Provided data —
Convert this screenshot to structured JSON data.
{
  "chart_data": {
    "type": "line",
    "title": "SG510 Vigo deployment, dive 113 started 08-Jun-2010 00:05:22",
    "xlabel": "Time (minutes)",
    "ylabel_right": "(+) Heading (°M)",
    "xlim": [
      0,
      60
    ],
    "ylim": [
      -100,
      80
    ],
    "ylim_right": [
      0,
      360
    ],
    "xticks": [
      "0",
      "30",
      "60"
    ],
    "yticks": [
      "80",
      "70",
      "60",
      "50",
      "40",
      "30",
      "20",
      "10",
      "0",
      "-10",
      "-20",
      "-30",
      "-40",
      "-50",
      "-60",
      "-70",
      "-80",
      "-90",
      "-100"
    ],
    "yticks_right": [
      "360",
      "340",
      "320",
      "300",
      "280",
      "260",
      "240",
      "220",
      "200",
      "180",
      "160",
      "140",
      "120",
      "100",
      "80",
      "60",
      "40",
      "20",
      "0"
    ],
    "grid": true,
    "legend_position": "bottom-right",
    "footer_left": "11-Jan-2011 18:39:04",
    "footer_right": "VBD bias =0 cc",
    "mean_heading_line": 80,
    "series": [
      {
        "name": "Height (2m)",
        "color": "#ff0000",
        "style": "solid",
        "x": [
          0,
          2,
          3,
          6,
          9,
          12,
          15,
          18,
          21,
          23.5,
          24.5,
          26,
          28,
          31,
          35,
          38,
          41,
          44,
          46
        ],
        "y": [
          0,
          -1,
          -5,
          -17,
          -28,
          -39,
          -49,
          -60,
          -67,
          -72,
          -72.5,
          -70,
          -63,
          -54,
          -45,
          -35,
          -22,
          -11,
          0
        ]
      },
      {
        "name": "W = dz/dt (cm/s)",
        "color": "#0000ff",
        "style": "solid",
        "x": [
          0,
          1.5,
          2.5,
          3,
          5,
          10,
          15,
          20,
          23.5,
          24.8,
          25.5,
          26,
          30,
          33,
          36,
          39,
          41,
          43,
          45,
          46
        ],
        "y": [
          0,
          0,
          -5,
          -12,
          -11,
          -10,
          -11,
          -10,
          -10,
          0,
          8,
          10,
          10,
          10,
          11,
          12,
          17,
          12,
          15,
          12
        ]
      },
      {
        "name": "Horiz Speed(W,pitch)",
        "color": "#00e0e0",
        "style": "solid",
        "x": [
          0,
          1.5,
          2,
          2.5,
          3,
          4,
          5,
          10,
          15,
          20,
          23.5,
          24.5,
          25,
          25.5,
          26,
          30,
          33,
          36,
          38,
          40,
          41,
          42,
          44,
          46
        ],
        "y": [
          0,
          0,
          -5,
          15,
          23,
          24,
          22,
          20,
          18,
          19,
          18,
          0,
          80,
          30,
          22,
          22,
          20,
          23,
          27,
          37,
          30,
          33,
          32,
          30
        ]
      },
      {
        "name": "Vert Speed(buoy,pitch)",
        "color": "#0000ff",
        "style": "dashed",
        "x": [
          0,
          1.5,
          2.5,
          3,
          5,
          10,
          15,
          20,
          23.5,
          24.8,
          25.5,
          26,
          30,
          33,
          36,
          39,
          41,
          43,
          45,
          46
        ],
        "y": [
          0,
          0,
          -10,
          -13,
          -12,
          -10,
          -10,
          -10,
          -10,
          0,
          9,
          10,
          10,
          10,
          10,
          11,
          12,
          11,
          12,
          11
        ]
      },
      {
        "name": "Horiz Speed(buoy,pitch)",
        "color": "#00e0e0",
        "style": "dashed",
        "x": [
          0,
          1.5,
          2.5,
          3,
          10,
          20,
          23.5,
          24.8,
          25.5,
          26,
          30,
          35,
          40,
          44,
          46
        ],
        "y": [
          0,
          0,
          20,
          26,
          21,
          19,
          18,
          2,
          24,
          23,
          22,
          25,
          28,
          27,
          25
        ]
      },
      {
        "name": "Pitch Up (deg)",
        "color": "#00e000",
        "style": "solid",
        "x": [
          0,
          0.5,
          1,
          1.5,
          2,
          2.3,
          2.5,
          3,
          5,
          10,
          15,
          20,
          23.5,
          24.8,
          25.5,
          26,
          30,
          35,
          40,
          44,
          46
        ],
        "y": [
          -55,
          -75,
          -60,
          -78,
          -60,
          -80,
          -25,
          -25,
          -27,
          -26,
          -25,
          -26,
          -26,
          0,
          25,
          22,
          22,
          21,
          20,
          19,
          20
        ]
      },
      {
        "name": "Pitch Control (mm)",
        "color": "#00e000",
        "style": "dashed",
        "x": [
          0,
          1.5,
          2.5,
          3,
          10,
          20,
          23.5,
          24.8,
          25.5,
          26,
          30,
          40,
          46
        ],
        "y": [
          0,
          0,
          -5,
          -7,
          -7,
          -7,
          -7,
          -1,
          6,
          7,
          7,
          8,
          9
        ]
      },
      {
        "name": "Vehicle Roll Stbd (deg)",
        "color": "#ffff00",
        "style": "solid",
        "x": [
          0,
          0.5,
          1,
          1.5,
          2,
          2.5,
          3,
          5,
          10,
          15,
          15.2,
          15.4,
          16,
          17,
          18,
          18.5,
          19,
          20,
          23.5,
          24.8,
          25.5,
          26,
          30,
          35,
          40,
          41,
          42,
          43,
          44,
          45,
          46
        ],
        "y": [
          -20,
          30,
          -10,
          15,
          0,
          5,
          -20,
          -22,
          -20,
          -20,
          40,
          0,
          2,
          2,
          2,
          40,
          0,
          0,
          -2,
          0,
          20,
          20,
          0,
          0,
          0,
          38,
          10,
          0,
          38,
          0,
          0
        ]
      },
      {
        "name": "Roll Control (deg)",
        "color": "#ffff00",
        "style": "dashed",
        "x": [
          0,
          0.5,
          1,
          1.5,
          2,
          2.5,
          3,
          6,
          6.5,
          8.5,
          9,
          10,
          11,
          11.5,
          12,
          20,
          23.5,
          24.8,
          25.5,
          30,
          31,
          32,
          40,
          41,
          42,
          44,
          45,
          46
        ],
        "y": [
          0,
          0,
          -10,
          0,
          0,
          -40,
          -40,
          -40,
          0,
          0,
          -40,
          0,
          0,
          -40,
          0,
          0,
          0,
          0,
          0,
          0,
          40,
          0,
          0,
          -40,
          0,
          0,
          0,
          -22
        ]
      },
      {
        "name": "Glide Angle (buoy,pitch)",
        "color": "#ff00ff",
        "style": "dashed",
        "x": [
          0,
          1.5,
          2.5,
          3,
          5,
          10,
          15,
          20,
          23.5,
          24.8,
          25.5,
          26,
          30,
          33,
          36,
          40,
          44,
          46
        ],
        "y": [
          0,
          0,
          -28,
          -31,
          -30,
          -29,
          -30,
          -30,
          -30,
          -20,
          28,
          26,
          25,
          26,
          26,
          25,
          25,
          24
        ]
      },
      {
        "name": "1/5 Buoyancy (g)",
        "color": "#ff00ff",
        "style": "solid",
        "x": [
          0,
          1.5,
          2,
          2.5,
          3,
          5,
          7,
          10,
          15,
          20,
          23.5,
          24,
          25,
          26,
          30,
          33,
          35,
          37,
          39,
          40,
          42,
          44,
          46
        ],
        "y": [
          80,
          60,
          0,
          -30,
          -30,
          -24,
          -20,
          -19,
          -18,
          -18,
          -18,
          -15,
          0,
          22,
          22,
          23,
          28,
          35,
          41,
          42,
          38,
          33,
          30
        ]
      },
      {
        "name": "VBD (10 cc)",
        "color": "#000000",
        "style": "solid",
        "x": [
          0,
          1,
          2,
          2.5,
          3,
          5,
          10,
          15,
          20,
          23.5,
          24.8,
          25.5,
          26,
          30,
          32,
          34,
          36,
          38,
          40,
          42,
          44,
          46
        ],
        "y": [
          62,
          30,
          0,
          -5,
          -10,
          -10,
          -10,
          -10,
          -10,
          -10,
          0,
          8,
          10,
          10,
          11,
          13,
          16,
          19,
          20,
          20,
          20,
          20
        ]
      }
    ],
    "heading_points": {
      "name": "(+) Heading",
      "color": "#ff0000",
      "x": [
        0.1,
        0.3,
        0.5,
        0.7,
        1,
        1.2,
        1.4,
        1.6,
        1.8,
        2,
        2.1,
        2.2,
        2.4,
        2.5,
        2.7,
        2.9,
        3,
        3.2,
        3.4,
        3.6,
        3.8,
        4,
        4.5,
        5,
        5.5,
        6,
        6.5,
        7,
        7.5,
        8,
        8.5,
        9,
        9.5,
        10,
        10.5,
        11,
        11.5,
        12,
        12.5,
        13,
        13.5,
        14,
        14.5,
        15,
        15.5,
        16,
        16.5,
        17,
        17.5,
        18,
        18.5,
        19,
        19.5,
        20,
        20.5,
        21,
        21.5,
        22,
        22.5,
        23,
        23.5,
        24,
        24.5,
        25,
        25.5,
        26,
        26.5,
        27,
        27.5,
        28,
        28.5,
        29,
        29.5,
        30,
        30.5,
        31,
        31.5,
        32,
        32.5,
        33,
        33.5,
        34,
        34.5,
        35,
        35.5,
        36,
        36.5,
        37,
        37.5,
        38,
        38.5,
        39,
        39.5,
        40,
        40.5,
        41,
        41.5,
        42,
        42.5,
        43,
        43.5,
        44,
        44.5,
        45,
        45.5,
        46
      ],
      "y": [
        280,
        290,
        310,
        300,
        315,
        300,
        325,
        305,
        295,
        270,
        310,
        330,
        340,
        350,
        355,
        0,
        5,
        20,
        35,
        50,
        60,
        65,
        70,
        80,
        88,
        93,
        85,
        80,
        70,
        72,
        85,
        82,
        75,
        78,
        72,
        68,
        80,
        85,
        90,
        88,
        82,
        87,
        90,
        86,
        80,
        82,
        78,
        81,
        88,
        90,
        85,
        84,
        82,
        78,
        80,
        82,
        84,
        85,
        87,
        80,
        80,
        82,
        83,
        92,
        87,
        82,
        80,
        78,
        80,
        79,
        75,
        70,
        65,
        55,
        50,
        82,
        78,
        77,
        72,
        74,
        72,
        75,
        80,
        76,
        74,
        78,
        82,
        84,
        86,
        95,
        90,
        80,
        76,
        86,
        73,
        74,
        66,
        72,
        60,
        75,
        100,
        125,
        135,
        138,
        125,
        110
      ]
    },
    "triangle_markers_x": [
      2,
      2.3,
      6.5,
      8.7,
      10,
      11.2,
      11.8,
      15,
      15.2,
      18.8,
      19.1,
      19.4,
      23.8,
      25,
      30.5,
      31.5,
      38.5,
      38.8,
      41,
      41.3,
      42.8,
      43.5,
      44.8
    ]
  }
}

Exercise task —
Copy every line above that includes the string "Speed".

Result of this task —
        "name": "Horiz Speed(W,pitch)",
        "name": "Vert Speed(buoy,pitch)",
        "name": "Horiz Speed(buoy,pitch)",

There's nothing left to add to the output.